[Start Records shown]
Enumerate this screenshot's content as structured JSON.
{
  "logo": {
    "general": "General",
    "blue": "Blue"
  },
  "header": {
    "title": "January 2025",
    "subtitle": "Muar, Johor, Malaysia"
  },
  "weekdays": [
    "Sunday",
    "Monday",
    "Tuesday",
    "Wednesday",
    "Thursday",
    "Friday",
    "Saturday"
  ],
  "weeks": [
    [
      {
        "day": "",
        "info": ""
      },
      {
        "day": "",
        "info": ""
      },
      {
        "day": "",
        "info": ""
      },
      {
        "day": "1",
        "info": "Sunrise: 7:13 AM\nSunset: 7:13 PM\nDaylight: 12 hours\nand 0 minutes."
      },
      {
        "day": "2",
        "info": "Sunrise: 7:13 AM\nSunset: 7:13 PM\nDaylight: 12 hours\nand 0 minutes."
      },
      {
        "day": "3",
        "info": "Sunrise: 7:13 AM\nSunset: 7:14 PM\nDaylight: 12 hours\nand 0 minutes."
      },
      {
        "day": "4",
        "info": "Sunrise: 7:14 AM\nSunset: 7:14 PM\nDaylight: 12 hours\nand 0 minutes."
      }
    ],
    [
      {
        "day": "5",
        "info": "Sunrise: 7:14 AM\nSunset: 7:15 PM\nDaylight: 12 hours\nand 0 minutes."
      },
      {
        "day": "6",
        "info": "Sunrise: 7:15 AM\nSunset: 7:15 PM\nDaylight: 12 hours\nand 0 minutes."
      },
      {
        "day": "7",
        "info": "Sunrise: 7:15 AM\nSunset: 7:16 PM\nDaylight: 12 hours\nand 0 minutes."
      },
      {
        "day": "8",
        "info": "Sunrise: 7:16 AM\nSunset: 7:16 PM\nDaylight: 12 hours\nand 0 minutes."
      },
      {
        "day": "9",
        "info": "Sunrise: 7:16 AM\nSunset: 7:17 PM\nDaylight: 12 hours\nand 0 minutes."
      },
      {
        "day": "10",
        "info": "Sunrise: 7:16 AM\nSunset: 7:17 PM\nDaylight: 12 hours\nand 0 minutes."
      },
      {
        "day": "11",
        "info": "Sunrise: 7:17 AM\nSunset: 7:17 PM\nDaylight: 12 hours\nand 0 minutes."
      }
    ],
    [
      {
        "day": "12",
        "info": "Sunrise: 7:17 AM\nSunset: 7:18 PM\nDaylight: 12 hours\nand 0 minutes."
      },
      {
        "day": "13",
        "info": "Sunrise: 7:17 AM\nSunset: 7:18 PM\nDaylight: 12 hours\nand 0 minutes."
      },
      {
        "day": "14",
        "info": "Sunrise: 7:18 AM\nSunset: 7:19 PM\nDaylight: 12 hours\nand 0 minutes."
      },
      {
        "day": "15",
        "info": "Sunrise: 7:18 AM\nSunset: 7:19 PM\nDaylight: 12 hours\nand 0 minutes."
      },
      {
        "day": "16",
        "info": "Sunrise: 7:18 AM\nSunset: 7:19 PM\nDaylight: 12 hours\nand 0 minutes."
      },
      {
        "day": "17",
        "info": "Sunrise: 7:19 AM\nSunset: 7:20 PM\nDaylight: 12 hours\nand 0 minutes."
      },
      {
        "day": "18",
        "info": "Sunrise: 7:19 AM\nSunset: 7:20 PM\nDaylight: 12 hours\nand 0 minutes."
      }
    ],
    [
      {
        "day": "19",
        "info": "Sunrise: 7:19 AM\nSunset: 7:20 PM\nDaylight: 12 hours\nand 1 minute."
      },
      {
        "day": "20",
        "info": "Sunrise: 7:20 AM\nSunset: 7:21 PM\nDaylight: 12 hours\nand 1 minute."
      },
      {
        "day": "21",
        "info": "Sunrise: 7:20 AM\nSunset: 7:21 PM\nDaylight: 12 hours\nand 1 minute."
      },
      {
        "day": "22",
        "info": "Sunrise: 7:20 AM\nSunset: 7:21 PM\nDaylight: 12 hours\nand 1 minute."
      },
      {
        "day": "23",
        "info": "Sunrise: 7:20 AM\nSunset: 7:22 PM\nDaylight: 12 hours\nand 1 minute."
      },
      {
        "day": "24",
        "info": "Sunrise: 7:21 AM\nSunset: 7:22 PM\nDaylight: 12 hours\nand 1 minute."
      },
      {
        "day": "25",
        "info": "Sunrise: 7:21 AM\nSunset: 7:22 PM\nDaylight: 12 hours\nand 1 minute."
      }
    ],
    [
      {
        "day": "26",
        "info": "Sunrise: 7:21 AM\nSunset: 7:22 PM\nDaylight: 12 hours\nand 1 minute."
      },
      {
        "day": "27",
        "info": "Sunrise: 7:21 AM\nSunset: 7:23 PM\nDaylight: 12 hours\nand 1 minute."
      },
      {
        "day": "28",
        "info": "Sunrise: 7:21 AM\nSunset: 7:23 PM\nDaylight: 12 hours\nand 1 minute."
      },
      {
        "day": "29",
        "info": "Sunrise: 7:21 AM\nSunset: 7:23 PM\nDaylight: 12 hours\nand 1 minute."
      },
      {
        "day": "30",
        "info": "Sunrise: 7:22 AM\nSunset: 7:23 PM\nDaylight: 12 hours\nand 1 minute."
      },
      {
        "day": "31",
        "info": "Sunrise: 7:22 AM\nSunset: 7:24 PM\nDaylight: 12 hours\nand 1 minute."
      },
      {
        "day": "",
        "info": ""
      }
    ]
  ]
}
[End Records shown]
-- Exercise aim --
Write the material out exactly, with nothing left out.

-- Correct output --
Enumerate this screenshot's content as structured JSON.
{
  "logo": {
    "general": "General",
    "blue": "Blue"
  },
  "header": {
    "title": "January 2025",
    "subtitle": "Muar, Johor, Malaysia"
  },
  "weekdays": [
    "Sunday",
    "Monday",
    "Tuesday",
    "Wednesday",
    "Thursday",
    "Friday",
    "Saturday"
  ],
  "weeks": [
    [
      {
        "day": "",
        "info": ""
      },
      {
        "day": "",
        "info": ""
      },
      {
        "day": "",
        "info": ""
      },
      {
        "day": "1",
        "info": "Sunrise: 7:13 AM\nSunset: 7:13 PM\nDaylight: 12 hours\nand 0 minutes."
      },
      {
        "day": "2",
        "info": "Sunrise: 7:13 AM\nSunset: 7:13 PM\nDaylight: 12 hours\nand 0 minutes."
      },
      {
        "day": "3",
        "info": "Sunrise: 7:13 AM\nSunset: 7:14 PM\nDaylight: 12 hours\nand 0 minutes."
      },
      {
        "day": "4",
        "info": "Sunrise: 7:14 AM\nSunset: 7:14 PM\nDaylight: 12 hours\nand 0 minutes."
      }
    ],
    [
      {
        "day": "5",
        "info": "Sunrise: 7:14 AM\nSunset: 7:15 PM\nDaylight: 12 hours\nand 0 minutes."
      },
      {
        "day": "6",
        "info": "Sunrise: 7:15 AM\nSunset: 7:15 PM\nDaylight: 12 hours\nand 0 minutes."
      },
      {
        "day": "7",
        "info": "Sunrise: 7:15 AM\nSunset: 7:16 PM\nDaylight: 12 hours\nand 0 minutes."
      },
      {
        "day": "8",
        "info": "Sunrise: 7:16 AM\nSunset: 7:16 PM\nDaylight: 12 hours\nand 0 minutes."
      },
      {
        "day": "9",
        "info": "Sunrise: 7:16 AM\nSunset: 7:17 PM\nDaylight: 12 hours\nand 0 minutes."
      },
      {
        "day": "10",
        "info": "Sunrise: 7:16 AM\nSunset: 7:17 PM\nDaylight: 12 hours\nand 0 minutes."
      },
      {
        "day": "11",
        "info": "Sunrise: 7:17 AM\nSunset: 7:17 PM\nDaylight: 12 hours\nand 0 minutes."
      }
    ],
    [
      {
        "day": "12",
        "info": "Sunrise: 7:17 AM\nSunset: 7:18 PM\nDaylight: 12 hours\nand 0 minutes."
      },
      {
        "day": "13",
        "info": "Sunrise: 7:17 AM\nSunset: 7:18 PM\nDaylight: 12 hours\nand 0 minutes."
      },
      {
        "day": "14",
        "info": "Sunrise: 7:18 AM\nSunset: 7:19 PM\nDaylight: 12 hours\nand 0 minutes."
      },
      {
        "day": "15",
        "info": "Sunrise: 7:18 AM\nSunset: 7:19 PM\nDaylight: 12 hours\nand 0 minutes."
      },
      {
        "day": "16",
        "info": "Sunrise: 7:18 AM\nSunset: 7:19 PM\nDaylight: 12 hours\nand 0 minutes."
      },
      {
        "day": "17",
        "info": "Sunrise: 7:19 AM\nSunset: 7:20 PM\nDaylight: 12 hours\nand 0 minutes."
      },
      {
        "day": "18",
        "info": "Sunrise: 7:19 AM\nSunset: 7:20 PM\nDaylight: 12 hours\nand 0 minutes."
      }
    ],
    [
      {
        "day": "19",
        "info": "Sunrise: 7:19 AM\nSunset: 7:20 PM\nDaylight: 12 hours\nand 1 minute."
      },
      {
        "day": "20",
        "info": "Sunrise: 7:20 AM\nSunset: 7:21 PM\nDaylight: 12 hours\nand 1 minute."
      },
      {
        "day": "21",
        "info": "Sunrise: 7:20 AM\nSunset: 7:21 PM\nDaylight: 12 hours\nand 1 minute."
      },
      {
        "day": "22",
        "info": "Sunrise: 7:20 AM\nSunset: 7:21 PM\nDaylight: 12 hours\nand 1 minute."
      },
      {
        "day": "23",
        "info": "Sunrise: 7:20 AM\nSunset: 7:22 PM\nDaylight: 12 hours\nand 1 minute."
      },
      {
        "day": "24",
        "info": "Sunrise: 7:21 AM\nSunset: 7:22 PM\nDaylight: 12 hours\nand 1 minute."
      },
      {
        "day": "25",
        "info": "Sunrise: 7:21 AM\nSunset: 7:22 PM\nDaylight: 12 hours\nand 1 minute."
      }
    ],
    [
      {
        "day": "26",
        "info": "Sunrise: 7:21 AM\nSunset: 7:22 PM\nDaylight: 12 hours\nand 1 minute."
      },
      {
        "day": "27",
        "info": "Sunrise: 7:21 AM\nSunset: 7:23 PM\nDaylight: 12 hours\nand 1 minute."
      },
      {
        "day": "28",
        "info": "Sunrise: 7:21 AM\nSunset: 7:23 PM\nDaylight: 12 hours\nand 1 minute."
      },
      {
        "day": "29",
        "info": "Sunrise: 7:21 AM\nSunset: 7:23 PM\nDaylight: 12 hours\nand 1 minute."
      },
      {
        "day": "30",
        "info": "Sunrise: 7:22 AM\nSunset: 7:23 PM\nDaylight: 12 hours\nand 1 minute."
      },
      {
        "day": "31",
        "info": "Sunrise: 7:22 AM\nSunset: 7:24 PM\nDaylight: 12 hours\nand 1 minute."
      },
      {
        "day": "",
        "info": ""
      }
    ]
  ]
}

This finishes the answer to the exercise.